■ Problem statement
Print all the entries verbatim.

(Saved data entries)
════════════════════

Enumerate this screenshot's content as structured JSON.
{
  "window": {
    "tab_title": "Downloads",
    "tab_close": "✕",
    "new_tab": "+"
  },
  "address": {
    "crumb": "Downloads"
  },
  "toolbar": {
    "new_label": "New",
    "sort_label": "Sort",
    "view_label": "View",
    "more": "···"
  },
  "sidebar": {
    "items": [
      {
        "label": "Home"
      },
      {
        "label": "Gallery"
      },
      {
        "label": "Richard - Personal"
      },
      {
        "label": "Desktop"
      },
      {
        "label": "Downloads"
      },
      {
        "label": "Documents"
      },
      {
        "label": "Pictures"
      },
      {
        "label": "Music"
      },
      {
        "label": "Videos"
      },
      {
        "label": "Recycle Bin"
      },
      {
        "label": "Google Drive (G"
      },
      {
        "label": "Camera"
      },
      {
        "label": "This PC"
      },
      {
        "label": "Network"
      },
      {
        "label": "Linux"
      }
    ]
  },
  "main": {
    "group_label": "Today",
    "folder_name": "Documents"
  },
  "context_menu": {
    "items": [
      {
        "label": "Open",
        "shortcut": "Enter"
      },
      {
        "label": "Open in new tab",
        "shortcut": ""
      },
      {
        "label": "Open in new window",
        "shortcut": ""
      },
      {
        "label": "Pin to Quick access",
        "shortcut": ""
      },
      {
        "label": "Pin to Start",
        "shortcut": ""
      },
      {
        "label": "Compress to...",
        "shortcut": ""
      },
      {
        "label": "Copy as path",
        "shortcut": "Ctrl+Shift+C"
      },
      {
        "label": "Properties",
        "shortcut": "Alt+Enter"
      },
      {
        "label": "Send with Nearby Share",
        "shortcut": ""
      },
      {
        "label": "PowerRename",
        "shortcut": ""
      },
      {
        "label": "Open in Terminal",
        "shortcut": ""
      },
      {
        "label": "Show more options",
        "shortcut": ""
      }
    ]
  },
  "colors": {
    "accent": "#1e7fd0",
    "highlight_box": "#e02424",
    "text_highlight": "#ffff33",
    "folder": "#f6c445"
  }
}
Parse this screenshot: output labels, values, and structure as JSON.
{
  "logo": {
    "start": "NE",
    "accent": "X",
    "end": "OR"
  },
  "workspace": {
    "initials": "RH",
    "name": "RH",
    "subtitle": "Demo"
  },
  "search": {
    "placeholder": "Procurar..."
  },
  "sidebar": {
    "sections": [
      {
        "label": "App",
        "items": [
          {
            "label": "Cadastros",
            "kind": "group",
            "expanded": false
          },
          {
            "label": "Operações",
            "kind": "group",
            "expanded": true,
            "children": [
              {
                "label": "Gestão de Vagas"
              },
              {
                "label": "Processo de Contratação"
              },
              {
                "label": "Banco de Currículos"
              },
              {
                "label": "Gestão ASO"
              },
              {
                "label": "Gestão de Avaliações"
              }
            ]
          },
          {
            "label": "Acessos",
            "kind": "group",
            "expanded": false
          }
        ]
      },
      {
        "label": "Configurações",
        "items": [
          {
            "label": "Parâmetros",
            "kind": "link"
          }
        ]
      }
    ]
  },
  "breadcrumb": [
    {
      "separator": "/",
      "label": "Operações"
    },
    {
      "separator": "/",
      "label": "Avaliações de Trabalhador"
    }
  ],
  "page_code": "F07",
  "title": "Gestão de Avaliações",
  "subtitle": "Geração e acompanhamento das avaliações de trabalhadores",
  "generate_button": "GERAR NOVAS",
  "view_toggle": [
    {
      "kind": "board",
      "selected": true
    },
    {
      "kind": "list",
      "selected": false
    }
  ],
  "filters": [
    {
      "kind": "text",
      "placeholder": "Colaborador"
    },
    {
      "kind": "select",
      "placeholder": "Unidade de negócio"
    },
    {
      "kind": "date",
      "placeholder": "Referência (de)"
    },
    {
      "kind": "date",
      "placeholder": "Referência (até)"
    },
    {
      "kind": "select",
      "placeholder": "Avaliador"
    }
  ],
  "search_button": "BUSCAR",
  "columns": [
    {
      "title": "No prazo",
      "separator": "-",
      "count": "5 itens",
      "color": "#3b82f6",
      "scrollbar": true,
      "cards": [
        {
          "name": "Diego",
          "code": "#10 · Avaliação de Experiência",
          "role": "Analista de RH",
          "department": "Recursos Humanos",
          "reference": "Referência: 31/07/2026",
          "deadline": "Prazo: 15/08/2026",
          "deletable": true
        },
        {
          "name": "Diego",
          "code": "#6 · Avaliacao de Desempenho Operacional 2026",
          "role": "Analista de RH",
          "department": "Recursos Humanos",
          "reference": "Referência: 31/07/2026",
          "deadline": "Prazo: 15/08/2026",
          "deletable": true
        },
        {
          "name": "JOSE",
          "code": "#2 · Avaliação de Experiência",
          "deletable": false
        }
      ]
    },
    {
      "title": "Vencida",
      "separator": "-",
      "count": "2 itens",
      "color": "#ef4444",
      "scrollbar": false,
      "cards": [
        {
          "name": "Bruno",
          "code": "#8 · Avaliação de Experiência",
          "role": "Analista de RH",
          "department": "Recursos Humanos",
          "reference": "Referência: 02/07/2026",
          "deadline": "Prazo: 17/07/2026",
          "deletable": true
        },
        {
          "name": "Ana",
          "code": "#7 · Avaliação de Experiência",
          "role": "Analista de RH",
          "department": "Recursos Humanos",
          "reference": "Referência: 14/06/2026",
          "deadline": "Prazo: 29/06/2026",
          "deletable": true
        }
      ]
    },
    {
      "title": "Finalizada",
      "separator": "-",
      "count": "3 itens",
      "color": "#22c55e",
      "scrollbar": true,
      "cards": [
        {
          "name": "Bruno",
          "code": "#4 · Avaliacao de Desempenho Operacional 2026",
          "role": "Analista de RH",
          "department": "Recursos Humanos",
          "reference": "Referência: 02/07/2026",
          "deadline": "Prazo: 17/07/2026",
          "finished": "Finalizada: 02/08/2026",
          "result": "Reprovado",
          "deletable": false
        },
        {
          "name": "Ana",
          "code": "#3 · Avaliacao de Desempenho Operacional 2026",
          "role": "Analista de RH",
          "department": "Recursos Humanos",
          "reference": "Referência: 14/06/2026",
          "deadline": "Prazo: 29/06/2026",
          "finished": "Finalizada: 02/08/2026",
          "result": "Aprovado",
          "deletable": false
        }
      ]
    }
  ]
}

════════════════════

■ Solution to this task
Enumerate this screenshot's content as structured JSON.
{
  "window": {
    "tab_title": "Downloads",
    "tab_close": "✕",
    "new_tab": "+"
  },
  "address": {
    "crumb": "Downloads"
  },
  "toolbar": {
    "new_label": "New",
    "sort_label": "Sort",
    "view_label": "View",
    "more": "···"
  },
  "sidebar": {
    "items": [
      {
        "label": "Home"
      },
      {
        "label": "Gallery"
      },
      {
        "label": "Richard - Personal"
      },
      {
        "label": "Desktop"
      },
      {
        "label": "Downloads"
      },
      {
        "label": "Documents"
      },
      {
        "label": "Pictures"
      },
      {
        "label": "Music"
      },
      {
        "label": "Videos"
      },
      {
        "label": "Recycle Bin"
      },
      {
        "label": "Google Drive (G"
      },
      {
        "label": "Camera"
      },
      {
        "label": "This PC"
      },
      {
        "label": "Network"
      },
      {
        "label": "Linux"
      }
    ]
  },
  "main": {
    "group_label": "Today",
    "folder_name": "Documents"
  },
  "context_menu": {
    "items": [
      {
        "label": "Open",
        "shortcut": "Enter"
      },
      {
        "label": "Open in new tab",
        "shortcut": ""
      },
      {
        "label": "Open in new window",
        "shortcut": ""
      },
      {
        "label": "Pin to Quick access",
        "shortcut": ""
      },
      {
        "label": "Pin to Start",
        "shortcut": ""
      },
      {
        "label": "Compress to...",
        "shortcut": ""
      },
      {
        "label": "Copy as path",
        "shortcut": "Ctrl+Shift+C"
      },
      {
        "label": "Properties",
        "shortcut": "Alt+Enter"
      },
      {
        "label": "Send with Nearby Share",
        "shortcut": ""
      },
      {
        "label": "PowerRename",
        "shortcut": ""
      },
      {
        "label": "Open in Terminal",
        "shortcut": ""
      },
      {
        "label": "Show more options",
        "shortcut": ""
      }
    ]
  },
  "colors": {
    "accent": "#1e7fd0",
    "highlight_box": "#e02424",
    "text_highlight": "#ffff33",
    "folder": "#f6c445"
  }
}
Parse this screenshot: output labels, values, and structure as JSON.
{
  "logo": {
    "start": "NE",
    "accent": "X",
    "end": "OR"
  },
  "workspace": {
    "initials": "RH",
    "name": "RH",
    "subtitle": "Demo"
  },
  "search": {
    "placeholder": "Procurar..."
  },
  "sidebar": {
    "sections": [
      {
        "label": "App",
        "items": [
          {
            "label": "Cadastros",
            "kind": "group",
            "expanded": false
          },
          {
            "label": "Operações",
            "kind": "group",
            "expanded": true,
            "children": [
              {
                "label": "Gestão de Vagas"
              },
              {
                "label": "Processo de Contratação"
              },
              {
                "label": "Banco de Currículos"
              },
              {
                "label": "Gestão ASO"
              },
              {
                "label": "Gestão de Avaliações"
              }
            ]
          },
          {
            "label": "Acessos",
            "kind": "group",
            "expanded": false
          }
        ]
      },
      {
        "label": "Configurações",
        "items": [
          {
            "label": "Parâmetros",
            "kind": "link"
          }
        ]
      }
    ]
  },
  "breadcrumb": [
    {
      "separator": "/",
      "label": "Operações"
    },
    {
      "separator": "/",
      "label": "Avaliações de Trabalhador"
    }
  ],
  "page_code": "F07",
  "title": "Gestão de Avaliações",
  "subtitle": "Geração e acompanhamento das avaliações de trabalhadores",
  "generate_button": "GERAR NOVAS",
  "view_toggle": [
    {
      "kind": "board",
      "selected": true
    },
    {
      "kind": "list",
      "selected": false
    }
  ],
  "filters": [
    {
      "kind": "text",
      "placeholder": "Colaborador"
    },
    {
      "kind": "select",
      "placeholder": "Unidade de negócio"
    },
    {
      "kind": "date",
      "placeholder": "Referência (de)"
    },
    {
      "kind": "date",
      "placeholder": "Referência (até)"
    },
    {
      "kind": "select",
      "placeholder": "Avaliador"
    }
  ],
  "search_button": "BUSCAR",
  "columns": [
    {
      "title": "No prazo",
      "separator": "-",
      "count": "5 itens",
      "color": "#3b82f6",
      "scrollbar": true,
      "cards": [
        {
          "name": "Diego",
          "code": "#10 · Avaliação de Experiência",
          "role": "Analista de RH",
          "department": "Recursos Humanos",
          "reference": "Referência: 31/07/2026",
          "deadline": "Prazo: 15/08/2026",
          "deletable": true
        },
        {
          "name": "Diego",
          "code": "#6 · Avaliacao de Desempenho Operacional 2026",
          "role": "Analista de RH",
          "department": "Recursos Humanos",
          "reference": "Referência: 31/07/2026",
          "deadline": "Prazo: 15/08/2026",
          "deletable": true
        },
        {
          "name": "JOSE",
          "code": "#2 · Avaliação de Experiência",
          "deletable": false
        }
      ]
    },
    {
      "title": "Vencida",
      "separator": "-",
      "count": "2 itens",
      "color": "#ef4444",
      "scrollbar": false,
      "cards": [
        {
          "name": "Bruno",
          "code": "#8 · Avaliação de Experiência",
          "role": "Analista de RH",
          "department": "Recursos Humanos",
          "reference": "Referência: 02/07/2026",
          "deadline": "Prazo: 17/07/2026",
          "deletable": true
        },
        {
          "name": "Ana",
          "code": "#7 · Avaliação de Experiência",
          "role": "Analista de RH",
          "department": "Recursos Humanos",
          "reference": "Referência: 14/06/2026",
          "deadline": "Prazo: 29/06/2026",
          "deletable": true
        }
      ]
    },
    {
      "title": "Finalizada",
      "separator": "-",
      "count": "3 itens",
      "color": "#22c55e",
      "scrollbar": true,
      "cards": [
        {
          "name": "Bruno",
          "code": "#4 · Avaliacao de Desempenho Operacional 2026",
          "role": "Analista de RH",
          "department": "Recursos Humanos",
          "reference": "Referência: 02/07/2026",
          "deadline": "Prazo: 17/07/2026",
          "finished": "Finalizada: 02/08/2026",
          "result": "Reprovado",
          "deletable": false
        },
        {
          "name": "Ana",
          "code": "#3 · Avaliacao de Desempenho Operacional 2026",
          "role": "Analista de RH",
          "department": "Recursos Humanos",
          "reference": "Referência: 14/06/2026",
          "deadline": "Prazo: 29/06/2026",
          "finished": "Finalizada: 02/08/2026",
          "result": "Aprovado",
          "deletable": false
        }
      ]
    }
  ]
}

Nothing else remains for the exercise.